**EXERCISE TASK**
Repeat the listing that follows, character for character, minus the pictures.

Saved data entries:
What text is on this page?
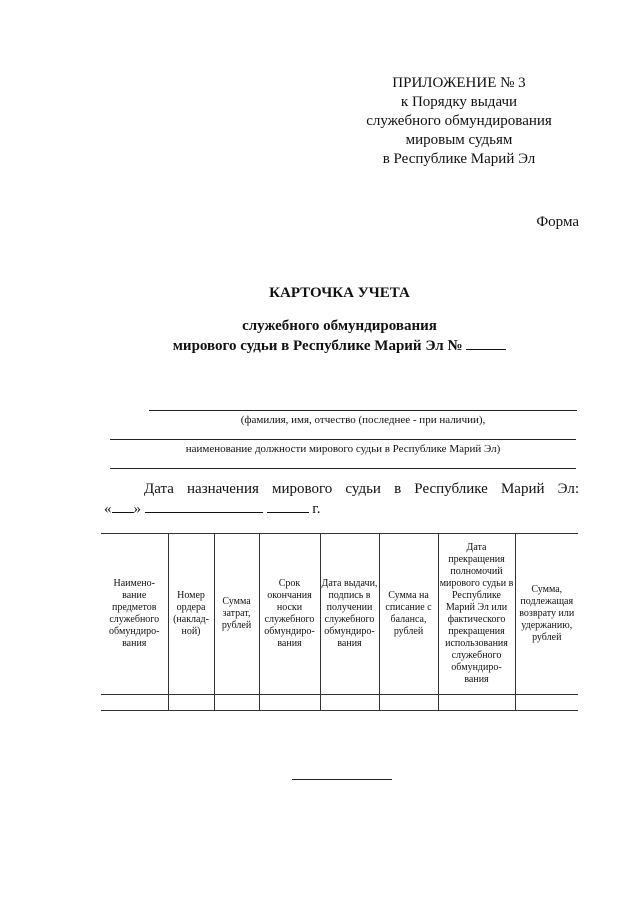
ПРИЛОЖЕНИЕ № 3
к Порядку выдачи
служебного обмундирования
мировым судьям
в Республике Марий Эл
Форма
КАРТОЧКА УЧЕТА
служебного обмундирования
мирового судьи в Республике Марий Эл №
(фамилия, имя, отчество (последнее - при наличии),
наименование должности мирового судьи в Республике Марий Эл)
Дата назначения мирового судьи в Республике Марий Эл:
« »	г.
Наимено-вание предметов служебного обмундиро-вания	Номер ордера (наклад-ной)	Сумма затрат, рублей	Срок окончания носки служебного обмундиро-вания	Дата выдачи, подпись в получении служебного обмундиро-вания	Сумма на списание с баланса, рублей	Дата прекращения полномочий мирового судьи в Республике Марий Эл или фактического прекращения использования служебного обмундиро-вания	Сумма, подлежащая возврату или удержанию, рублей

**WORKED ANSWER**
What text is on this page?
ПРИЛОЖЕНИЕ № 3
к Порядку выдачи
служебного обмундирования
мировым судьям
в Республике Марий Эл
Форма
КАРТОЧКА УЧЕТА
служебного обмундирования
мирового судьи в Республике Марий Эл №
(фамилия, имя, отчество (последнее - при наличии),
наименование должности мирового судьи в Республике Марий Эл)
Дата назначения мирового судьи в Республике Марий Эл:
« »	г.
Наимено-вание предметов служебного обмундиро-вания	Номер ордера (наклад-ной)	Сумма затрат, рублей	Срок окончания носки служебного обмундиро-вания	Дата выдачи, подпись в получении служебного обмундиро-вания	Сумма на списание с баланса, рублей	Дата прекращения полномочий мирового судьи в Республике Марий Эл или фактического прекращения использования служебного обмундиро-вания	Сумма, подлежащая возврату или удержанию, рублей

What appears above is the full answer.